CONSEGNA 1: Cita alla lettera le voci dalla riga che contiene "- series-line-secondary: [119, 417, 1194, 713]" alla riga che contiene "- x-axis-label: λ [Å]: [618, 750, 691, 786]", entrambe incluse.

TESTO FORNITO:
──────────────────────────────
Cronaca / Morbegno e bassa valle
Lunedì 13 Aprile 2015
Profughi in Valle, saranno 500 entro la fine dell’anno
A Delebio l’incontro organizzato venerdì sera dall’amministrazione comunale con la collaborazione del Centro di servizio per il volontariato della provincia di Sondrio (Lavops).
I profughi giunti in provincia di Sondrio dal marzo dello scorso anno ad oggi sono stati 390, mentre «a fine anno possiamo presumere che il numero arriverà a 500». A sostenerlo è stato il direttore della Caritas diocesana di Como, Roberto Bernasconi, intervenendo a Delebio all’incontro organizzato venerdì sera dall’amministrazione comunale con la collaborazione del Centro di servizio per il volontariato della provincia di Sondrio (Lavops) sul tema “Profughi: dalle norme ai fatti”.
──────────────────────────────
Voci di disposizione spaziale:

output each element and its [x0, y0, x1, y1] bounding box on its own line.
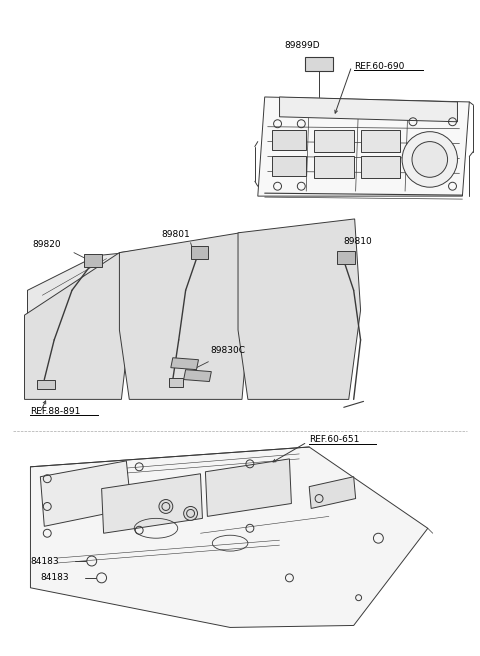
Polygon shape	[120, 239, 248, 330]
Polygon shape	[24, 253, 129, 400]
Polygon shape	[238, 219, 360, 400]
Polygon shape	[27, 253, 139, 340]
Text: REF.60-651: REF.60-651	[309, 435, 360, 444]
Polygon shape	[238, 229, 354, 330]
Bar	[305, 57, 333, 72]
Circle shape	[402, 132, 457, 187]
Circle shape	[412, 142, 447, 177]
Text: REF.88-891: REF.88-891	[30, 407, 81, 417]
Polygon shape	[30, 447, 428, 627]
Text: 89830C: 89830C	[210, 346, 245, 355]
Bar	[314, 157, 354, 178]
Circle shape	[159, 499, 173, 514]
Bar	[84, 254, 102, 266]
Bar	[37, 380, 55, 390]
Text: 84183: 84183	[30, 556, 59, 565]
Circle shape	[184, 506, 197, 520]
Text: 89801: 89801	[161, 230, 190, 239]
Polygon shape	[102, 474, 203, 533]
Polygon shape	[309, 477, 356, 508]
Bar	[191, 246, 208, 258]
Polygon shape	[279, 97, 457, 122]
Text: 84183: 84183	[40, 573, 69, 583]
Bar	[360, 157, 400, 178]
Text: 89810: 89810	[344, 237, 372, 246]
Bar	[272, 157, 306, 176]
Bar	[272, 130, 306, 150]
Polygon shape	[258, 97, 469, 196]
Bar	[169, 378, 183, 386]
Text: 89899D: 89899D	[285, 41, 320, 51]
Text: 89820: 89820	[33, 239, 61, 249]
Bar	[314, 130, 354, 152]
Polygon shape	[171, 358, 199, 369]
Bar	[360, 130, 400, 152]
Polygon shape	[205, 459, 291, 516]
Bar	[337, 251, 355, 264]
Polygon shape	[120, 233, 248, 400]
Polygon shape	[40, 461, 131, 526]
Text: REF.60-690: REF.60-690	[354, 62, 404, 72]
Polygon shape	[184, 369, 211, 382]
──────────────────────────────
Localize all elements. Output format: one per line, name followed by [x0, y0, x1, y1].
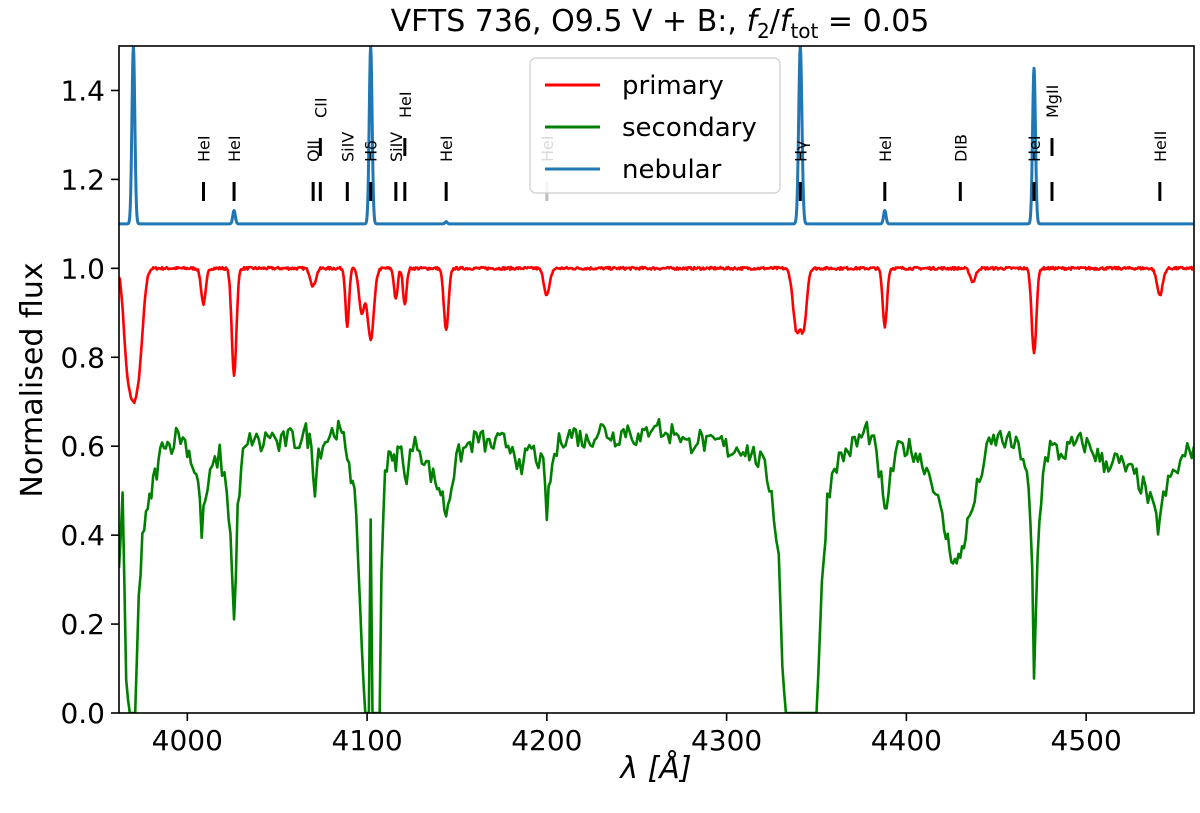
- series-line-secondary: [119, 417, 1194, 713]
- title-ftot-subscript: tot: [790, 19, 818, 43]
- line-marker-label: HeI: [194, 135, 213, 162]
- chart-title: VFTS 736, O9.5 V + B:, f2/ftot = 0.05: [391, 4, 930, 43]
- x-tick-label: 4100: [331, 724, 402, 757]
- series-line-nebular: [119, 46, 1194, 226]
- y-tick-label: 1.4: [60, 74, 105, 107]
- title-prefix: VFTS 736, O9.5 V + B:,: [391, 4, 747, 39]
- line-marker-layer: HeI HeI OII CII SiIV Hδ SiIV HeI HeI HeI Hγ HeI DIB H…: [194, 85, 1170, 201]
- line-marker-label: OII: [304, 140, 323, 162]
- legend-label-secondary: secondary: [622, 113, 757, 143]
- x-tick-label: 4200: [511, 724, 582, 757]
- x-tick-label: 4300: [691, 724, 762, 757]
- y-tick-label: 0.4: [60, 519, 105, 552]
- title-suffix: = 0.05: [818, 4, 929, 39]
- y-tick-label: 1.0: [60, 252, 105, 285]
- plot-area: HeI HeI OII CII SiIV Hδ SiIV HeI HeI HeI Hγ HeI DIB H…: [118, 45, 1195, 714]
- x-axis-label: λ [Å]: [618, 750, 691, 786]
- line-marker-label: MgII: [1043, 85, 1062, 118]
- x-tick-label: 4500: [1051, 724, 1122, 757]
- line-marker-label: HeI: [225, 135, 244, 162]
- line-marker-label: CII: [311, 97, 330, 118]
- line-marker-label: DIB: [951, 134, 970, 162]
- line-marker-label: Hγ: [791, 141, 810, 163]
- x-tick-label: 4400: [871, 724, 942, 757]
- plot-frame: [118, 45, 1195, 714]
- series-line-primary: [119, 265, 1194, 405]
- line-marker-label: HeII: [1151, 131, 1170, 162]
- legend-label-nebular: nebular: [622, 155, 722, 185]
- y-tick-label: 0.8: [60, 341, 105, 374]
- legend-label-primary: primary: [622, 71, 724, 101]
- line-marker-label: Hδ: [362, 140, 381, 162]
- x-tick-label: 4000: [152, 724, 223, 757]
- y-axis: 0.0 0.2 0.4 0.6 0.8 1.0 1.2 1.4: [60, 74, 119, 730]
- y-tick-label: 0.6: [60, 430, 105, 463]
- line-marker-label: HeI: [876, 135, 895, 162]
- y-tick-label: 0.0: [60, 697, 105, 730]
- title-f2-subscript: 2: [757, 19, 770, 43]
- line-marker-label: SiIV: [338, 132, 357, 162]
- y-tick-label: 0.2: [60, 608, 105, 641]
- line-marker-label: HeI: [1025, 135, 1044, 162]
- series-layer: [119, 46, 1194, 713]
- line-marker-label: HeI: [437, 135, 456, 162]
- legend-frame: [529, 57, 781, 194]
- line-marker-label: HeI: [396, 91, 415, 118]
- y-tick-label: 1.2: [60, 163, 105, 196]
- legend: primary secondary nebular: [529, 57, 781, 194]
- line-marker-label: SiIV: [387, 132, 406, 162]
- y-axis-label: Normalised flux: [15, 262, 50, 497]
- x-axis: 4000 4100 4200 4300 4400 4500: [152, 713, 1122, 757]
──────────────────────────────
CONSEGNA 2: Stampa senza modifiche il passo dell'articolo sui profughi in Valle che va da "Cronaca / Morbegno" a "di Sondrio (Lavops).".

SOLUZIONE SCRITTA 1:
- series-line-secondary: [119, 417, 1194, 713]
- title-ftot-subscript: tot: [790, 19, 818, 43]
- line-marker-label: HeI: [194, 135, 213, 162]
- chart-title: VFTS 736, O9.5 V + B:, f2/ftot = 0.05: [391, 4, 930, 43]
- x-tick-label: 4100: [331, 724, 402, 757]
- series-line-nebular: [119, 46, 1194, 226]
- y-tick-label: 1.4: [60, 74, 105, 107]
- title-prefix: VFTS 736, O9.5 V + B:,: [391, 4, 747, 39]
- line-marker-layer: HeI HeI OII CII SiIV Hδ SiIV HeI HeI HeI Hγ HeI DIB H…: [194, 85, 1170, 201]
- line-marker-label: OII: [304, 140, 323, 162]
- legend-label-secondary: secondary: [622, 113, 757, 143]
- x-tick-label: 4200: [511, 724, 582, 757]
- x-tick-label: 4300: [691, 724, 762, 757]
- y-tick-label: 0.4: [60, 519, 105, 552]
- title-suffix: = 0.05: [818, 4, 929, 39]
- y-tick-label: 1.0: [60, 252, 105, 285]
- plot-area: HeI HeI OII CII SiIV Hδ SiIV HeI HeI HeI Hγ HeI DIB H…: [118, 45, 1195, 714]
- x-axis-label: λ [Å]: [618, 750, 691, 786]

SOLUZIONE SCRITTA 2:
Cronaca / Morbegno e bassa valle
Lunedì 13 Aprile 2015
Profughi in Valle, saranno 500 entro la fine dell’anno
A Delebio l’incontro organizzato venerdì sera dall’amministrazione comunale con la collaborazione del Centro di servizio per il volontariato della provincia di Sondrio (Lavops).